# PROBLEM STATEMENT:
Return all lines below containing the word "data".
═══ MATERIAL PROVIDED
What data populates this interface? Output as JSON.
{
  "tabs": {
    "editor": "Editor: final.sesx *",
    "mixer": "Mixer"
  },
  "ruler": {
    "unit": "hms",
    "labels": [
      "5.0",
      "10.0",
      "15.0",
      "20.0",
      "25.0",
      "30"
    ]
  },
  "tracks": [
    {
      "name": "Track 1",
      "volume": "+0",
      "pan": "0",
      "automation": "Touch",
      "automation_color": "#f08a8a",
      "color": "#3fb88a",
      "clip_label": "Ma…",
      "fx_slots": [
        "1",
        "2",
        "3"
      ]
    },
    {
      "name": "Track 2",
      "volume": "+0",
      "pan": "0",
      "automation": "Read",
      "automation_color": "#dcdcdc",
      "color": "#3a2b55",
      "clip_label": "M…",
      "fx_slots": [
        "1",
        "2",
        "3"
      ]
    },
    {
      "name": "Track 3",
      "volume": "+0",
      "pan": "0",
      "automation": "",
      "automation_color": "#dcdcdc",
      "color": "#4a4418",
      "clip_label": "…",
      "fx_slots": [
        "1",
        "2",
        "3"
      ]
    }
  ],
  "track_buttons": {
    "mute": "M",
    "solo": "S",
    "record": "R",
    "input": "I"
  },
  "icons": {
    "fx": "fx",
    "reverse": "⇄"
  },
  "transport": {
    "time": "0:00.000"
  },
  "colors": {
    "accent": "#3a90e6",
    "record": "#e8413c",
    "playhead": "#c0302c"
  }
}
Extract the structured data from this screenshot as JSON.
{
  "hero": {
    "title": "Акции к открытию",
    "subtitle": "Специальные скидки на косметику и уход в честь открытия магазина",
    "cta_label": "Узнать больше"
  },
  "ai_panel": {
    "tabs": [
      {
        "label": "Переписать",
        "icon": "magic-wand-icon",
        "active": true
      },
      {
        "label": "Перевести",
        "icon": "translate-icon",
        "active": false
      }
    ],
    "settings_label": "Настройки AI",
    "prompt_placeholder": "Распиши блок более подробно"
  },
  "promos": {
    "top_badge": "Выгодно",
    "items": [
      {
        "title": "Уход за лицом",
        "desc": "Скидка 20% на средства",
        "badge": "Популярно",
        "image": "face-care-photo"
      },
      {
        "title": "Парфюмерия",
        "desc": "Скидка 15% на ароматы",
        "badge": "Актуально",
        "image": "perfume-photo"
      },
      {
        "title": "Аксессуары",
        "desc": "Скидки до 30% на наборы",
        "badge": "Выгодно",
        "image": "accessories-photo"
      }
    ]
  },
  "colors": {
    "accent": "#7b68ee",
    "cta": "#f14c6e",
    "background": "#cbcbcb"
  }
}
══════
═══ MATERIAL PROVIDED
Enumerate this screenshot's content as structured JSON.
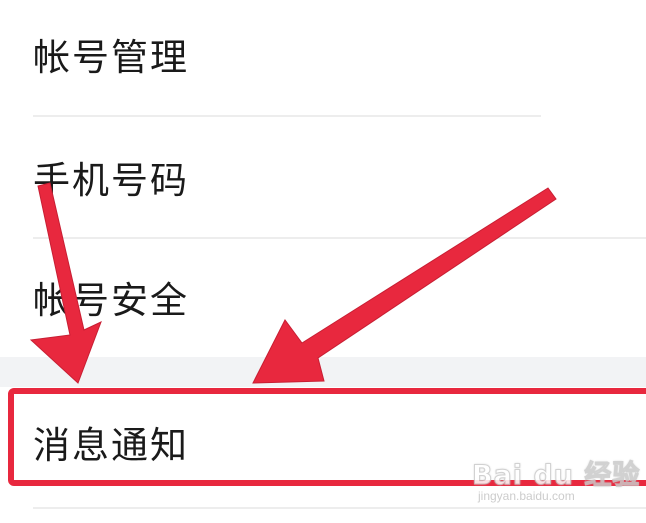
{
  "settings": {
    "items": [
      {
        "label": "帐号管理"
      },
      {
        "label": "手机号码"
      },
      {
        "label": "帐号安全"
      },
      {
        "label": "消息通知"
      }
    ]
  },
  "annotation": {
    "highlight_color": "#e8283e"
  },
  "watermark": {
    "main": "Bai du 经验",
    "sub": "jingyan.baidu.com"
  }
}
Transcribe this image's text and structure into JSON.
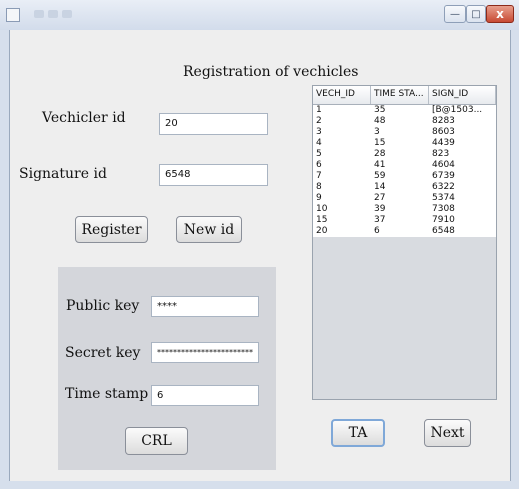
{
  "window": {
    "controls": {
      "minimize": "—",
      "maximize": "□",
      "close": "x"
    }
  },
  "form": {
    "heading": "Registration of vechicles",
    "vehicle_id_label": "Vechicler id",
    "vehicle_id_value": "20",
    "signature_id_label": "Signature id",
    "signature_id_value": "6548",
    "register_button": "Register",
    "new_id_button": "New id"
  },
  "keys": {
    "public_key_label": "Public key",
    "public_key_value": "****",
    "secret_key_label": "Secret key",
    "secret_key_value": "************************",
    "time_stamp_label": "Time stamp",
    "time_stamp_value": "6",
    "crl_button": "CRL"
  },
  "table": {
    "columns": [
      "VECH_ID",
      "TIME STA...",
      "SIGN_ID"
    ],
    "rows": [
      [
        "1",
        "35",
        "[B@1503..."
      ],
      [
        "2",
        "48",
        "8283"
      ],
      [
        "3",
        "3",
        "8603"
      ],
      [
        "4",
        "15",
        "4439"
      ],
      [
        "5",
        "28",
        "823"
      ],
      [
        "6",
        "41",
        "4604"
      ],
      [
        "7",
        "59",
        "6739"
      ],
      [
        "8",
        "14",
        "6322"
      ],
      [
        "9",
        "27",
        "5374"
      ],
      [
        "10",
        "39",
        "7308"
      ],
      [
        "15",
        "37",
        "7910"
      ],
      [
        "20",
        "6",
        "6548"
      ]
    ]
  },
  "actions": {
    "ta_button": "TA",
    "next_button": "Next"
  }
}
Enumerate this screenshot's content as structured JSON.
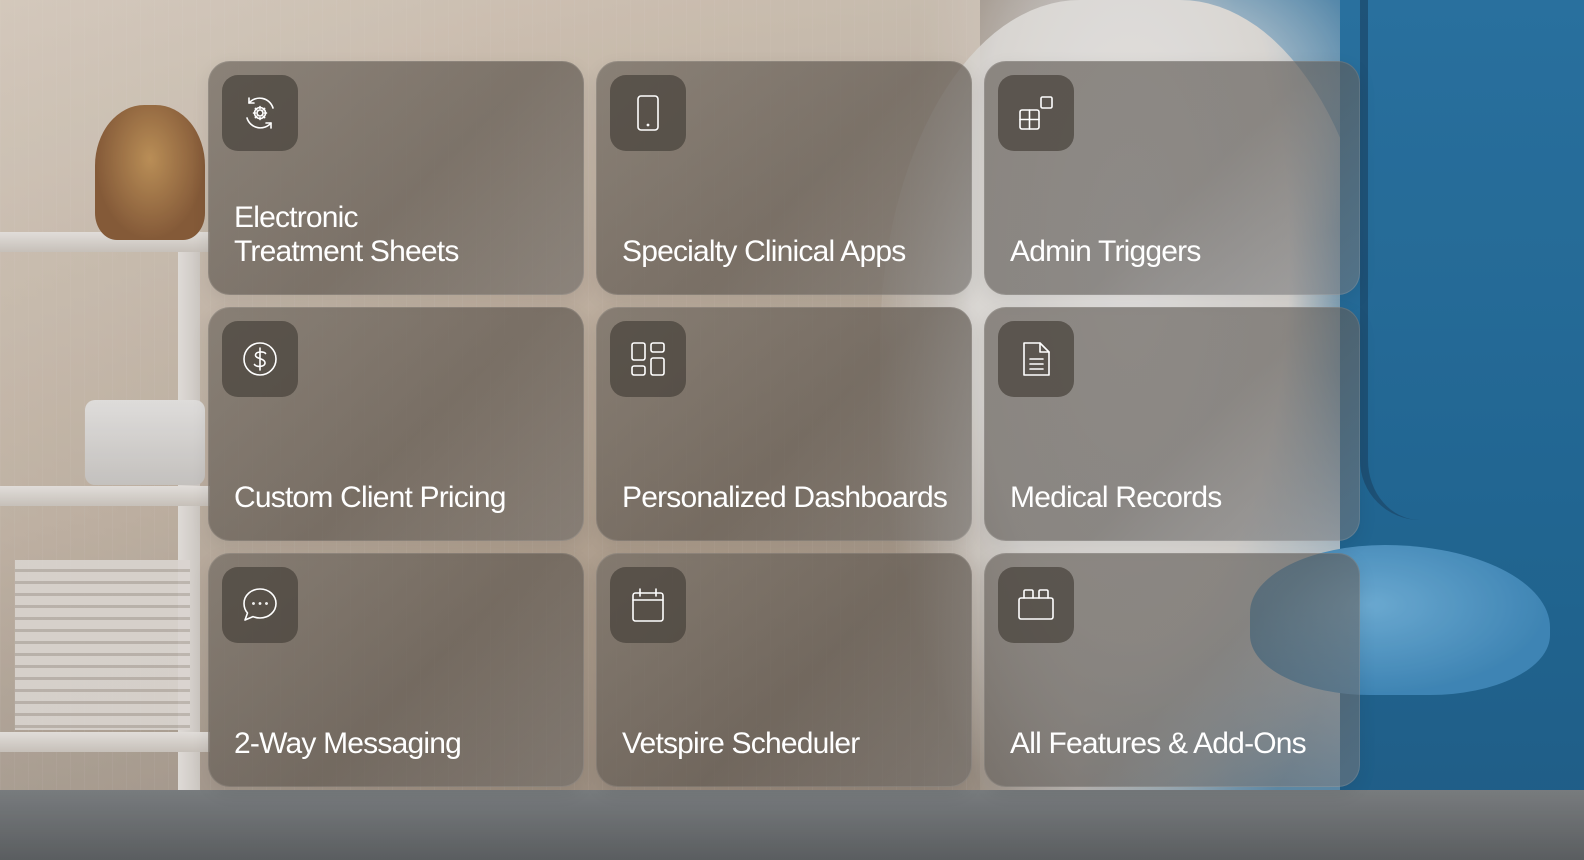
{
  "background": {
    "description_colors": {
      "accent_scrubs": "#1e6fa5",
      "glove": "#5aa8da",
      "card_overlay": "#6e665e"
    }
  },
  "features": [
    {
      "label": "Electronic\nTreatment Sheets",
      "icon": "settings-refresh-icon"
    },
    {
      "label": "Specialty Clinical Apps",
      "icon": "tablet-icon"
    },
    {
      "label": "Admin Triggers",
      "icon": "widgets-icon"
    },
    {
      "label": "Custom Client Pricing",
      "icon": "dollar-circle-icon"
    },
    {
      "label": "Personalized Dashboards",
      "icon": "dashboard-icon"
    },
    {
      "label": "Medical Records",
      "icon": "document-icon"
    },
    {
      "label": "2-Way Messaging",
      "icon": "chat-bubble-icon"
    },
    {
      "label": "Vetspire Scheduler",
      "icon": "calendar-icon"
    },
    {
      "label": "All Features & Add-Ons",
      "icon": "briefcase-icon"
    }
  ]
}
══════
# WRITTEN RESPONSE:
What data populates this interface? Output as JSON.
Extract the structured data from this screenshot as JSON.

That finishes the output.